Task inputs:

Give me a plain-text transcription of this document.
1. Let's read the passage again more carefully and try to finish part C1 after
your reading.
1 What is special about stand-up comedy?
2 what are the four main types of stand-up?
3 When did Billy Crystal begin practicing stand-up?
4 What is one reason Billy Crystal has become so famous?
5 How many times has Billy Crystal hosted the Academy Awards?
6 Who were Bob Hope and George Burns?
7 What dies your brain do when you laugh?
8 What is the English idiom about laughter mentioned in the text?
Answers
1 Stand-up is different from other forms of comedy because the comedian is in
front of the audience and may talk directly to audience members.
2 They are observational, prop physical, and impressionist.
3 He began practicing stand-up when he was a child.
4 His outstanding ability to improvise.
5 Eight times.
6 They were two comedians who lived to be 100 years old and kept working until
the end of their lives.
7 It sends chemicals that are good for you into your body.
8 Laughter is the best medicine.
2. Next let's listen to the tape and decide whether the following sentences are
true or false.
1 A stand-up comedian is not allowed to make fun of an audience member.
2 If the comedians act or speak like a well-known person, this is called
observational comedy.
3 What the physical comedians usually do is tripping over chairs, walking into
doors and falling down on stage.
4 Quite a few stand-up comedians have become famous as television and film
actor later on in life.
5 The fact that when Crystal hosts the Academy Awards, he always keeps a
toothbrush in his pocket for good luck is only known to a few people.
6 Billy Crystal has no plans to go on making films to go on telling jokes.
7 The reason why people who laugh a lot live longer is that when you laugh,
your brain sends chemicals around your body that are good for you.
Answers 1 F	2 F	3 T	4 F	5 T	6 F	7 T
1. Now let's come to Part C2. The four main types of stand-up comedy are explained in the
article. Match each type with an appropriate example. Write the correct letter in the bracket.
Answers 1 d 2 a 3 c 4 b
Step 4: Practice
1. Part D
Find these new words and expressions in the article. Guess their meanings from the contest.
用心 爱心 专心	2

What you should do: Select every line in the records above that contains the word "reason".

Problem solution:
4 What is one reason Billy Crystal has become so famous?
7 The reason why people who laugh a lot live longer is that when you laugh,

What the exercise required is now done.